(What to work on): Within the records that follow, find every line containing the string "Income". Copy those lines.

(Data supplied):
%%
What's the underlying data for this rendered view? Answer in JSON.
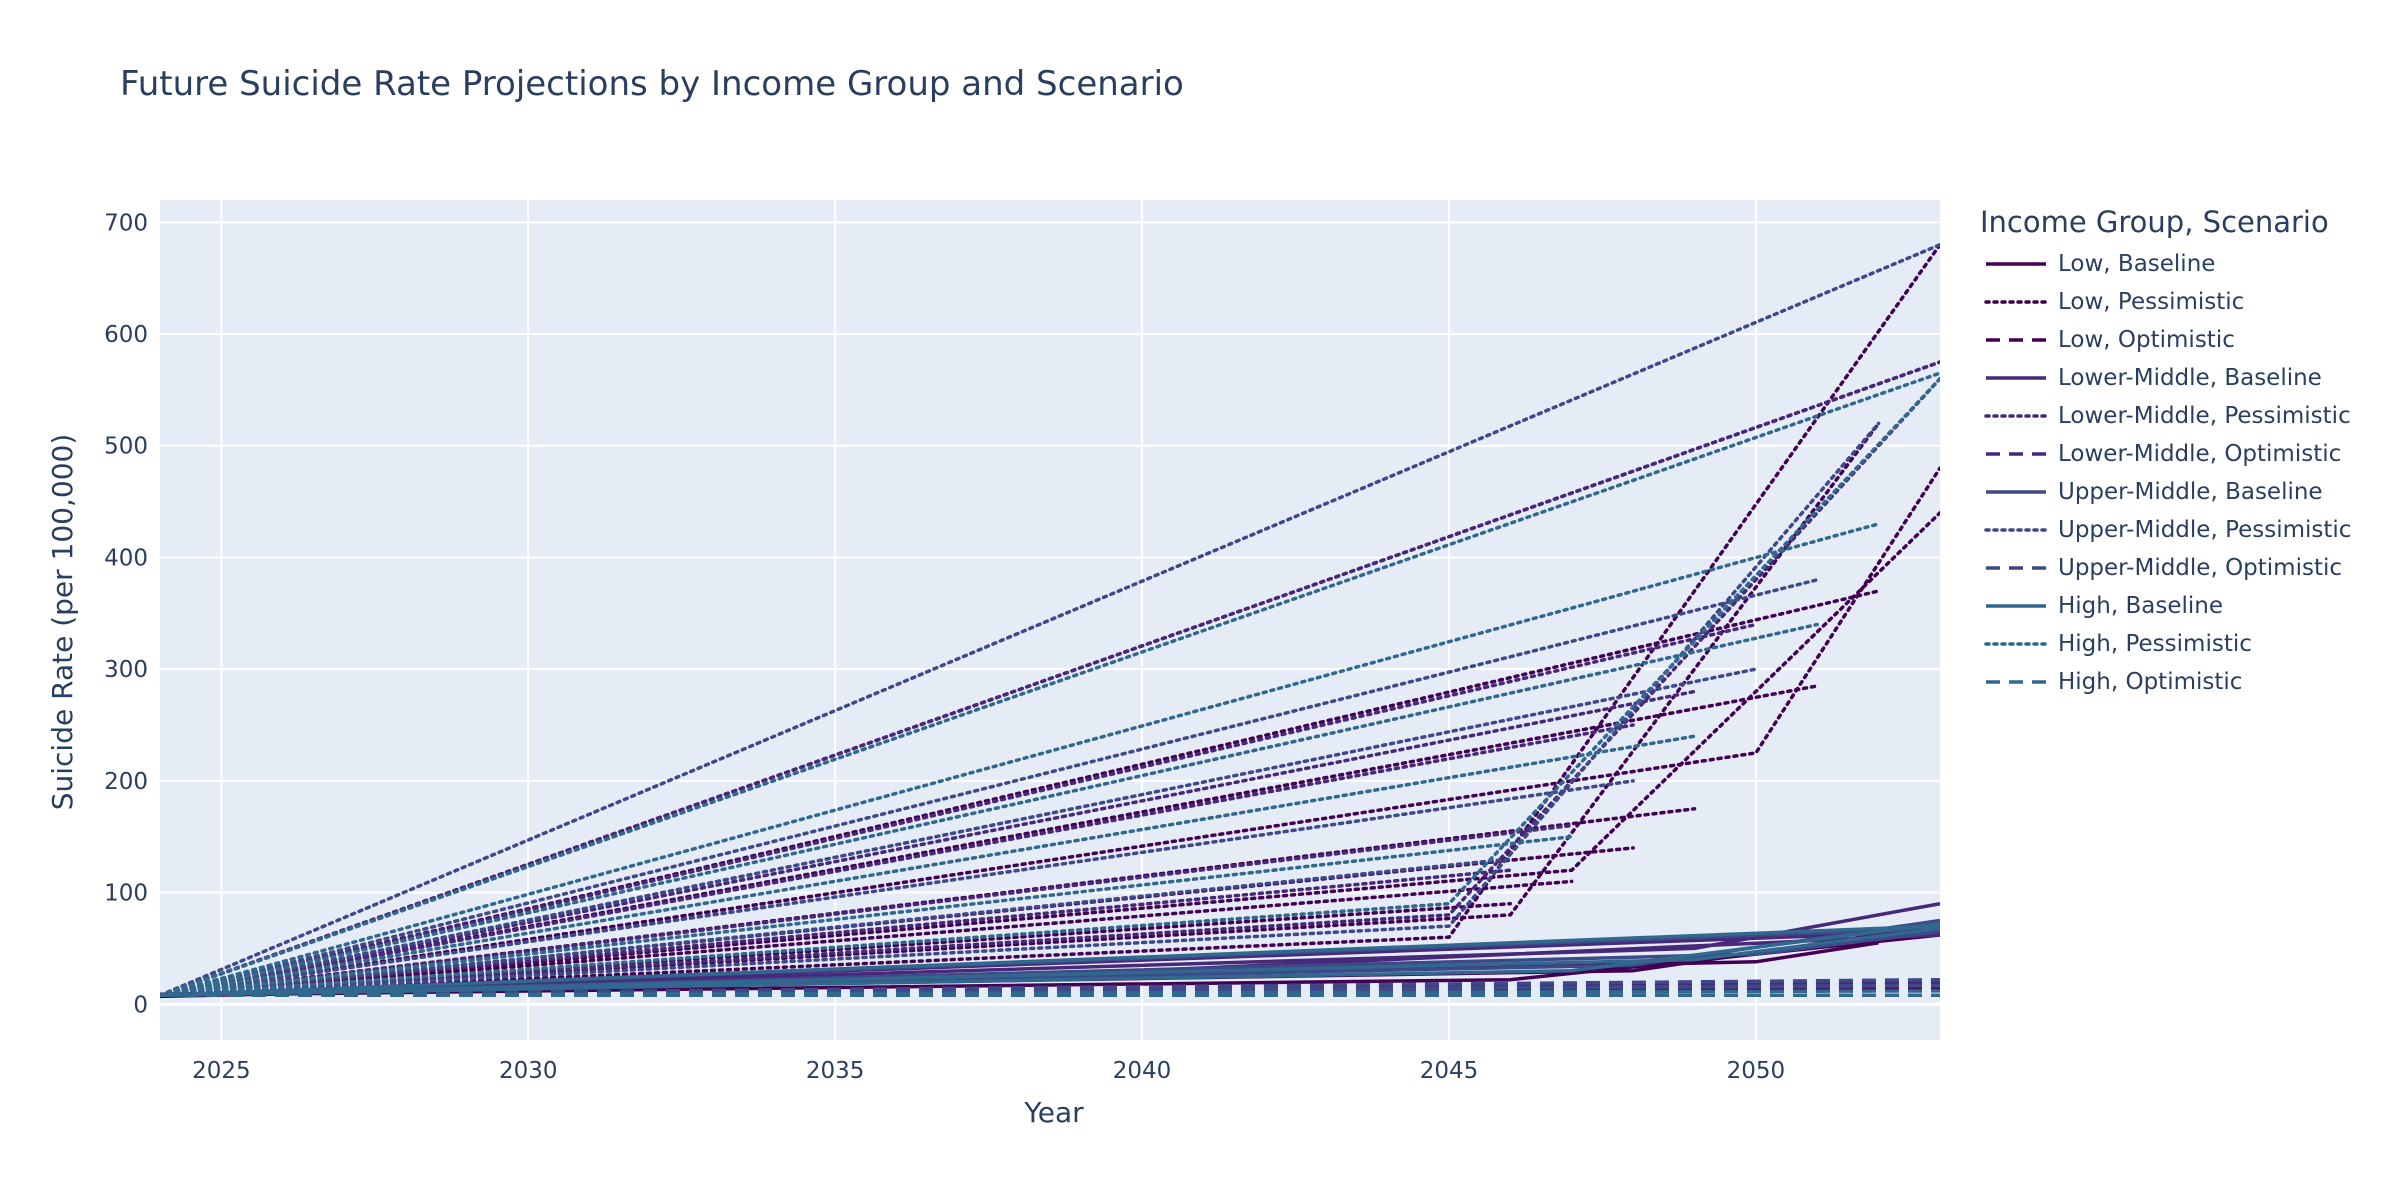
{
  "chart_data": {
    "type": "line",
    "title": "Future Suicide Rate Projections by Income Group and Scenario",
    "xlabel": "Year",
    "ylabel": "Suicide Rate (per 100,000)",
    "xlim": [
      2024,
      2053
    ],
    "ylim": [
      -32,
      720
    ],
    "xticks": [
      2025,
      2030,
      2035,
      2040,
      2045,
      2050
    ],
    "yticks": [
      0,
      100,
      200,
      300,
      400,
      500,
      600,
      700
    ],
    "grid": true,
    "legend": {
      "title": "Income Group, Scenario",
      "placement": "right"
    },
    "series": [
      {
        "name": "Low, Baseline",
        "color": "#440154",
        "dash": "solid",
        "lines": [
          {
            "x": [
              2024,
              2046,
              2053
            ],
            "y": [
              8,
              22,
              62
            ]
          },
          {
            "x": [
              2024,
              2050,
              2052
            ],
            "y": [
              7,
              38,
              55
            ]
          },
          {
            "x": [
              2024,
              2048,
              2053
            ],
            "y": [
              9,
              30,
              70
            ]
          }
        ]
      },
      {
        "name": "Low, Pessimistic",
        "color": "#440154",
        "dash": "dot",
        "lines": [
          {
            "x": [
              2024,
              2046
            ],
            "y": [
              8,
              90
            ]
          },
          {
            "x": [
              2024,
              2047
            ],
            "y": [
              8,
              110
            ]
          },
          {
            "x": [
              2024,
              2048
            ],
            "y": [
              8,
              140
            ]
          },
          {
            "x": [
              2024,
              2049
            ],
            "y": [
              8,
              175
            ]
          },
          {
            "x": [
              2024,
              2050,
              2053
            ],
            "y": [
              8,
              225,
              480
            ]
          },
          {
            "x": [
              2024,
              2051
            ],
            "y": [
              8,
              285
            ]
          },
          {
            "x": [
              2024,
              2052
            ],
            "y": [
              8,
              370
            ]
          },
          {
            "x": [
              2024,
              2053
            ],
            "y": [
              8,
              575
            ]
          },
          {
            "x": [
              2024,
              2045,
              2053
            ],
            "y": [
              8,
              60,
              680
            ]
          },
          {
            "x": [
              2024,
              2046,
              2052
            ],
            "y": [
              8,
              80,
              520
            ]
          },
          {
            "x": [
              2024,
              2047,
              2053
            ],
            "y": [
              8,
              120,
              440
            ]
          }
        ]
      },
      {
        "name": "Low, Optimistic",
        "color": "#440154",
        "dash": "dash",
        "lines": [
          {
            "x": [
              2024,
              2053
            ],
            "y": [
              8,
              18
            ]
          },
          {
            "x": [
              2024,
              2053
            ],
            "y": [
              8,
              14
            ]
          }
        ]
      },
      {
        "name": "Lower-Middle, Baseline",
        "color": "#482878",
        "dash": "solid",
        "lines": [
          {
            "x": [
              2024,
              2053
            ],
            "y": [
              8,
              65
            ]
          },
          {
            "x": [
              2024,
              2049,
              2053
            ],
            "y": [
              8,
              50,
              90
            ]
          },
          {
            "x": [
              2024,
              2040,
              2053
            ],
            "y": [
              8,
              30,
              62
            ]
          }
        ]
      },
      {
        "name": "Lower-Middle, Pessimistic",
        "color": "#482878",
        "dash": "dot",
        "lines": [
          {
            "x": [
              2024,
              2053
            ],
            "y": [
              8,
              575
            ]
          },
          {
            "x": [
              2024,
              2050
            ],
            "y": [
              8,
              340
            ]
          },
          {
            "x": [
              2024,
              2049
            ],
            "y": [
              8,
              280
            ]
          },
          {
            "x": [
              2024,
              2048
            ],
            "y": [
              8,
              250
            ]
          },
          {
            "x": [
              2024,
              2045,
              2053
            ],
            "y": [
              8,
              80,
              560
            ]
          },
          {
            "x": [
              2024,
              2047
            ],
            "y": [
              8,
              160
            ]
          },
          {
            "x": [
              2024,
              2046
            ],
            "y": [
              8,
              120
            ]
          }
        ]
      },
      {
        "name": "Lower-Middle, Optimistic",
        "color": "#482878",
        "dash": "dash",
        "lines": [
          {
            "x": [
              2024,
              2053
            ],
            "y": [
              8,
              20
            ]
          },
          {
            "x": [
              2024,
              2053
            ],
            "y": [
              8,
              16
            ]
          }
        ]
      },
      {
        "name": "Upper-Middle, Baseline",
        "color": "#3e4989",
        "dash": "solid",
        "lines": [
          {
            "x": [
              2024,
              2053
            ],
            "y": [
              8,
              68
            ]
          },
          {
            "x": [
              2024,
              2048,
              2053
            ],
            "y": [
              8,
              35,
              75
            ]
          },
          {
            "x": [
              2024,
              2050,
              2053
            ],
            "y": [
              8,
              45,
              65
            ]
          }
        ]
      },
      {
        "name": "Upper-Middle, Pessimistic",
        "color": "#3e4989",
        "dash": "dot",
        "lines": [
          {
            "x": [
              2024,
              2053
            ],
            "y": [
              8,
              680
            ]
          },
          {
            "x": [
              2024,
              2051
            ],
            "y": [
              8,
              380
            ]
          },
          {
            "x": [
              2024,
              2050
            ],
            "y": [
              8,
              300
            ]
          },
          {
            "x": [
              2024,
              2048
            ],
            "y": [
              8,
              200
            ]
          },
          {
            "x": [
              2024,
              2046
            ],
            "y": [
              8,
              130
            ]
          },
          {
            "x": [
              2024,
              2045,
              2052
            ],
            "y": [
              8,
              70,
              520
            ]
          }
        ]
      },
      {
        "name": "Upper-Middle, Optimistic",
        "color": "#3e4989",
        "dash": "dash",
        "lines": [
          {
            "x": [
              2024,
              2053
            ],
            "y": [
              8,
              22
            ]
          },
          {
            "x": [
              2024,
              2053
            ],
            "y": [
              8,
              17
            ]
          }
        ]
      },
      {
        "name": "High, Baseline",
        "color": "#31688e",
        "dash": "solid",
        "lines": [
          {
            "x": [
              2024,
              2053
            ],
            "y": [
              8,
              70
            ]
          },
          {
            "x": [
              2024,
              2047,
              2053
            ],
            "y": [
              8,
              30,
              72
            ]
          },
          {
            "x": [
              2024,
              2049,
              2053
            ],
            "y": [
              8,
              40,
              68
            ]
          }
        ]
      },
      {
        "name": "High, Pessimistic",
        "color": "#31688e",
        "dash": "dot",
        "lines": [
          {
            "x": [
              2024,
              2053
            ],
            "y": [
              8,
              565
            ]
          },
          {
            "x": [
              2024,
              2052
            ],
            "y": [
              8,
              430
            ]
          },
          {
            "x": [
              2024,
              2051
            ],
            "y": [
              8,
              340
            ]
          },
          {
            "x": [
              2024,
              2049
            ],
            "y": [
              8,
              240
            ]
          },
          {
            "x": [
              2024,
              2047
            ],
            "y": [
              8,
              150
            ]
          },
          {
            "x": [
              2024,
              2045,
              2053
            ],
            "y": [
              8,
              90,
              560
            ]
          }
        ]
      },
      {
        "name": "High, Optimistic",
        "color": "#31688e",
        "dash": "dash",
        "lines": [
          {
            "x": [
              2024,
              2053
            ],
            "y": [
              8,
              8
            ]
          },
          {
            "x": [
              2024,
              2053
            ],
            "y": [
              8,
              12
            ]
          }
        ]
      }
    ]
  }
}
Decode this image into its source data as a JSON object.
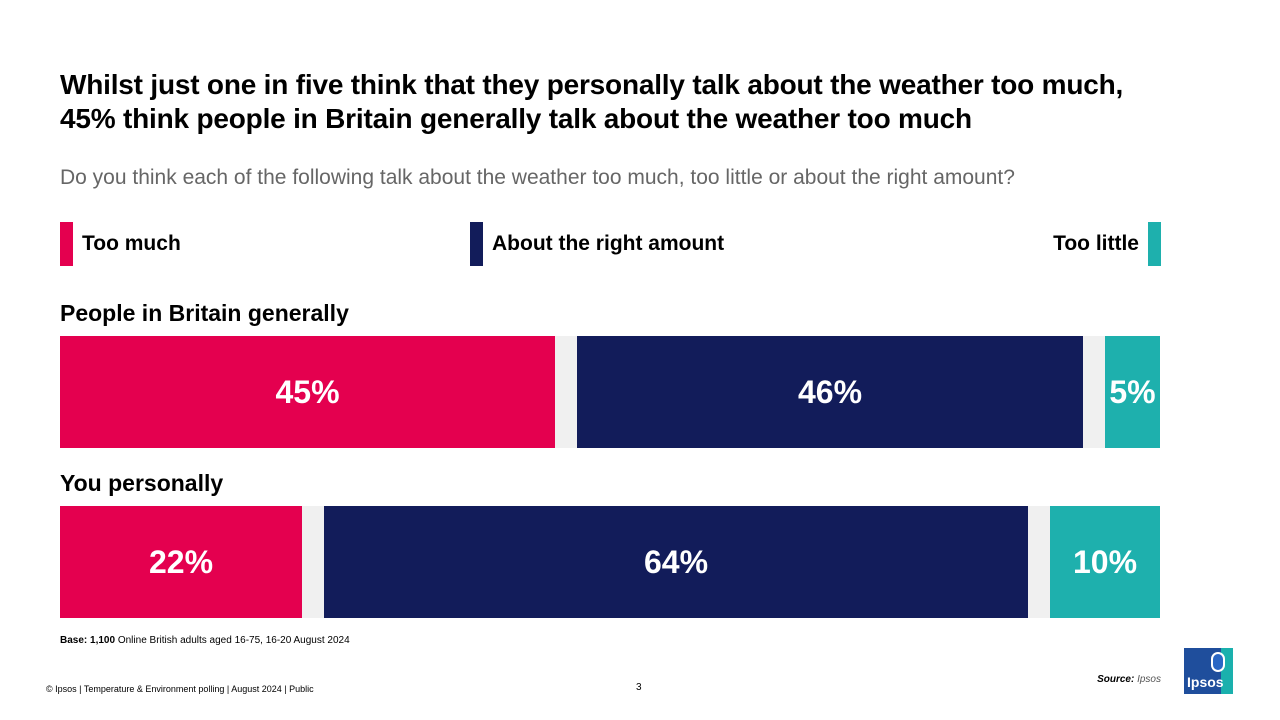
{
  "title": "Whilst just one in five think that they personally talk about the weather too much, 45% think people in Britain generally talk about the weather too much",
  "subtitle": "Do you think each of the following talk about the weather too much, too little or about the right amount?",
  "legend": {
    "too_much": "Too much",
    "right_amount": "About the right amount",
    "too_little": "Too little"
  },
  "colors": {
    "too_much": "#e4004f",
    "right_amount": "#121c5a",
    "too_little": "#1eb0ad",
    "gap": "#f0f0f0"
  },
  "chart_data": {
    "type": "bar",
    "orientation": "horizontal-stacked",
    "categories": [
      "People in Britain generally",
      "You personally"
    ],
    "series": [
      {
        "name": "Too much",
        "values": [
          45,
          22
        ]
      },
      {
        "name": "About the right amount",
        "values": [
          46,
          64
        ]
      },
      {
        "name": "Too little",
        "values": [
          5,
          10
        ]
      }
    ],
    "value_labels": [
      [
        "45%",
        "46%",
        "5%"
      ],
      [
        "22%",
        "64%",
        "10%"
      ]
    ],
    "legend_position": "top",
    "grid": false
  },
  "base_note": {
    "label": "Base:",
    "count": "1,100",
    "text": "Online British adults aged 16-75, 16-20 August 2024"
  },
  "footer": "© Ipsos | Temperature & Environment  polling | August 2024 | Public",
  "page_number": "3",
  "source": {
    "label": "Source:",
    "value": "Ipsos"
  },
  "logo_text": "Ipsos"
}
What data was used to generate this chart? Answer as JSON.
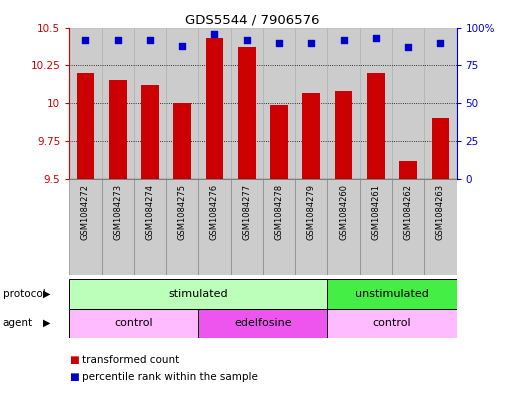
{
  "title": "GDS5544 / 7906576",
  "samples": [
    "GSM1084272",
    "GSM1084273",
    "GSM1084274",
    "GSM1084275",
    "GSM1084276",
    "GSM1084277",
    "GSM1084278",
    "GSM1084279",
    "GSM1084260",
    "GSM1084261",
    "GSM1084262",
    "GSM1084263"
  ],
  "bar_values": [
    10.2,
    10.15,
    10.12,
    10.0,
    10.43,
    10.37,
    9.99,
    10.07,
    10.08,
    10.2,
    9.62,
    9.9
  ],
  "percentile_values": [
    92,
    92,
    92,
    88,
    96,
    92,
    90,
    90,
    92,
    93,
    87,
    90
  ],
  "ylim_left": [
    9.5,
    10.5
  ],
  "ylim_right": [
    0,
    100
  ],
  "yticks_left": [
    9.5,
    9.75,
    10.0,
    10.25,
    10.5
  ],
  "ytick_labels_left": [
    "9.5",
    "9.75",
    "10",
    "10.25",
    "10.5"
  ],
  "yticks_right": [
    0,
    25,
    50,
    75,
    100
  ],
  "ytick_labels_right": [
    "0",
    "25",
    "50",
    "75",
    "100%"
  ],
  "bar_color": "#cc0000",
  "dot_color": "#0000cc",
  "bar_width": 0.55,
  "protocol_groups": [
    {
      "label": "stimulated",
      "start": 0,
      "end": 8,
      "color": "#bbffbb"
    },
    {
      "label": "unstimulated",
      "start": 8,
      "end": 12,
      "color": "#44ee44"
    }
  ],
  "agent_groups": [
    {
      "label": "control",
      "start": 0,
      "end": 4,
      "color": "#ffbbff"
    },
    {
      "label": "edelfosine",
      "start": 4,
      "end": 8,
      "color": "#ee55ee"
    },
    {
      "label": "control",
      "start": 8,
      "end": 12,
      "color": "#ffbbff"
    }
  ],
  "legend_items": [
    {
      "label": "transformed count",
      "color": "#cc0000"
    },
    {
      "label": "percentile rank within the sample",
      "color": "#0000cc"
    }
  ],
  "bg_color": "#ffffff",
  "tick_color_left": "#cc0000",
  "tick_color_right": "#0000cc",
  "gray_col_color": "#cccccc",
  "gray_col_edge": "#aaaaaa"
}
%%
(Exercise solution):
    "title": "Future Suicide Rate Projections by Income Group and Scenario",
      "title": "Income Group, Scenario",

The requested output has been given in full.